Below are some records; reproduce every one of them exactly.
===== DATA FOR PROCESSING
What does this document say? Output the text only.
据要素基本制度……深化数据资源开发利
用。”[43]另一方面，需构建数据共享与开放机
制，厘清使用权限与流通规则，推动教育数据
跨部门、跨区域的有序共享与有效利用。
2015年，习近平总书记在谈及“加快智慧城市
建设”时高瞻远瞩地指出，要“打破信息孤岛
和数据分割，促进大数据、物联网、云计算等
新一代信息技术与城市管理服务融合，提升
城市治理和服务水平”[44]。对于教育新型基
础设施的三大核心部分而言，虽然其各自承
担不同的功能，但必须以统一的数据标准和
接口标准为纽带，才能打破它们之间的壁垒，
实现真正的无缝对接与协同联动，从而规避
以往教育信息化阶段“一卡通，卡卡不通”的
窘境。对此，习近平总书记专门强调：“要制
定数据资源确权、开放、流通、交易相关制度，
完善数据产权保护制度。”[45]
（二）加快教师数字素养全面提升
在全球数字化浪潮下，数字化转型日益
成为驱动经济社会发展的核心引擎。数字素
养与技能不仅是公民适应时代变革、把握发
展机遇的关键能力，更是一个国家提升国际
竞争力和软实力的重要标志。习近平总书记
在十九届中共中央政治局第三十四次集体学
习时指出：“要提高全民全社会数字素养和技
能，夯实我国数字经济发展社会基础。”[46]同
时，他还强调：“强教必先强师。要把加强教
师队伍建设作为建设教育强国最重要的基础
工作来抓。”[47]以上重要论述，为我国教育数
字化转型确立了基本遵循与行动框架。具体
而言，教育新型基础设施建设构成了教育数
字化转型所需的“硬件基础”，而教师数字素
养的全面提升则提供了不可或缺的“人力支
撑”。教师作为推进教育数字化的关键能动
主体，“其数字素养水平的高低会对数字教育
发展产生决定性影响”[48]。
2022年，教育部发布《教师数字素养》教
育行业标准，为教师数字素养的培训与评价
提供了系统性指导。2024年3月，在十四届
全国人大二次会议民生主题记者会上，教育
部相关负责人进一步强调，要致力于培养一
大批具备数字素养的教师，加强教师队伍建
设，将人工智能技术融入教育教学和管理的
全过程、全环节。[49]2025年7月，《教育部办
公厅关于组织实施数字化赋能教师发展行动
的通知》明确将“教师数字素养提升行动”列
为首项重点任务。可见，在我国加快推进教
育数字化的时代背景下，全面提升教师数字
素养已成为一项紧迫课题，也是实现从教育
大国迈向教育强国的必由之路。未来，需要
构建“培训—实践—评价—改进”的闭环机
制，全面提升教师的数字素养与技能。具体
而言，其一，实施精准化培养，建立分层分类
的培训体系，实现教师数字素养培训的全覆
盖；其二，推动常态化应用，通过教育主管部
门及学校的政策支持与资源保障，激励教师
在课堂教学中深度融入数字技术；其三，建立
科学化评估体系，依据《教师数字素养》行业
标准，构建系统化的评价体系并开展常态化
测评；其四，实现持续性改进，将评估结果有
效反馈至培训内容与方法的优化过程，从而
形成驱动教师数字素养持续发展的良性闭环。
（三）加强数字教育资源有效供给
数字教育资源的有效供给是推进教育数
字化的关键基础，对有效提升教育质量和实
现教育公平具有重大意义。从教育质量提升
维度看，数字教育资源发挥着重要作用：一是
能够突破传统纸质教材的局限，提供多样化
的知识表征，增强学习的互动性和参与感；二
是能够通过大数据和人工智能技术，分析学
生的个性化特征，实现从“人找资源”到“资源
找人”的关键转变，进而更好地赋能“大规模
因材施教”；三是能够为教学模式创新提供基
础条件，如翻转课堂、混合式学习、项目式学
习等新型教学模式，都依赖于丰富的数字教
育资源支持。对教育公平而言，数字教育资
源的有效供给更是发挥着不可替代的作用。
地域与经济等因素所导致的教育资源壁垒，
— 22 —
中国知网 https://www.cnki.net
==========
SOLUTION TO THIS TASK:
What does this document say? Output the text only.
据要素基本制度……深化数据资源开发利
用。”[43]另一方面，需构建数据共享与开放机
制，厘清使用权限与流通规则，推动教育数据
跨部门、跨区域的有序共享与有效利用。
2015年，习近平总书记在谈及“加快智慧城市
建设”时高瞻远瞩地指出，要“打破信息孤岛
和数据分割，促进大数据、物联网、云计算等
新一代信息技术与城市管理服务融合，提升
城市治理和服务水平”[44]。对于教育新型基
础设施的三大核心部分而言，虽然其各自承
担不同的功能，但必须以统一的数据标准和
接口标准为纽带，才能打破它们之间的壁垒，
实现真正的无缝对接与协同联动，从而规避
以往教育信息化阶段“一卡通，卡卡不通”的
窘境。对此，习近平总书记专门强调：“要制
定数据资源确权、开放、流通、交易相关制度，
完善数据产权保护制度。”[45]
（二）加快教师数字素养全面提升
在全球数字化浪潮下，数字化转型日益
成为驱动经济社会发展的核心引擎。数字素
养与技能不仅是公民适应时代变革、把握发
展机遇的关键能力，更是一个国家提升国际
竞争力和软实力的重要标志。习近平总书记
在十九届中共中央政治局第三十四次集体学
习时指出：“要提高全民全社会数字素养和技
能，夯实我国数字经济发展社会基础。”[46]同
时，他还强调：“强教必先强师。要把加强教
师队伍建设作为建设教育强国最重要的基础
工作来抓。”[47]以上重要论述，为我国教育数
字化转型确立了基本遵循与行动框架。具体
而言，教育新型基础设施建设构成了教育数
字化转型所需的“硬件基础”，而教师数字素
养的全面提升则提供了不可或缺的“人力支
撑”。教师作为推进教育数字化的关键能动
主体，“其数字素养水平的高低会对数字教育
发展产生决定性影响”[48]。
2022年，教育部发布《教师数字素养》教
育行业标准，为教师数字素养的培训与评价
提供了系统性指导。2024年3月，在十四届
全国人大二次会议民生主题记者会上，教育
部相关负责人进一步强调，要致力于培养一
大批具备数字素养的教师，加强教师队伍建
设，将人工智能技术融入教育教学和管理的
全过程、全环节。[49]2025年7月，《教育部办
公厅关于组织实施数字化赋能教师发展行动
的通知》明确将“教师数字素养提升行动”列
为首项重点任务。可见，在我国加快推进教
育数字化的时代背景下，全面提升教师数字
素养已成为一项紧迫课题，也是实现从教育
大国迈向教育强国的必由之路。未来，需要
构建“培训—实践—评价—改进”的闭环机
制，全面提升教师的数字素养与技能。具体
而言，其一，实施精准化培养，建立分层分类
的培训体系，实现教师数字素养培训的全覆
盖；其二，推动常态化应用，通过教育主管部
门及学校的政策支持与资源保障，激励教师
在课堂教学中深度融入数字技术；其三，建立
科学化评估体系，依据《教师数字素养》行业
标准，构建系统化的评价体系并开展常态化
测评；其四，实现持续性改进，将评估结果有
效反馈至培训内容与方法的优化过程，从而
形成驱动教师数字素养持续发展的良性闭环。
（三）加强数字教育资源有效供给
数字教育资源的有效供给是推进教育数
字化的关键基础，对有效提升教育质量和实
现教育公平具有重大意义。从教育质量提升
维度看，数字教育资源发挥着重要作用：一是
能够突破传统纸质教材的局限，提供多样化
的知识表征，增强学习的互动性和参与感；二
是能够通过大数据和人工智能技术，分析学
生的个性化特征，实现从“人找资源”到“资源
找人”的关键转变，进而更好地赋能“大规模
因材施教”；三是能够为教学模式创新提供基
础条件，如翻转课堂、混合式学习、项目式学
习等新型教学模式，都依赖于丰富的数字教
育资源支持。对教育公平而言，数字教育资
源的有效供给更是发挥着不可替代的作用。
地域与经济等因素所导致的教育资源壁垒，
— 22 —
中国知网 https://www.cnki.net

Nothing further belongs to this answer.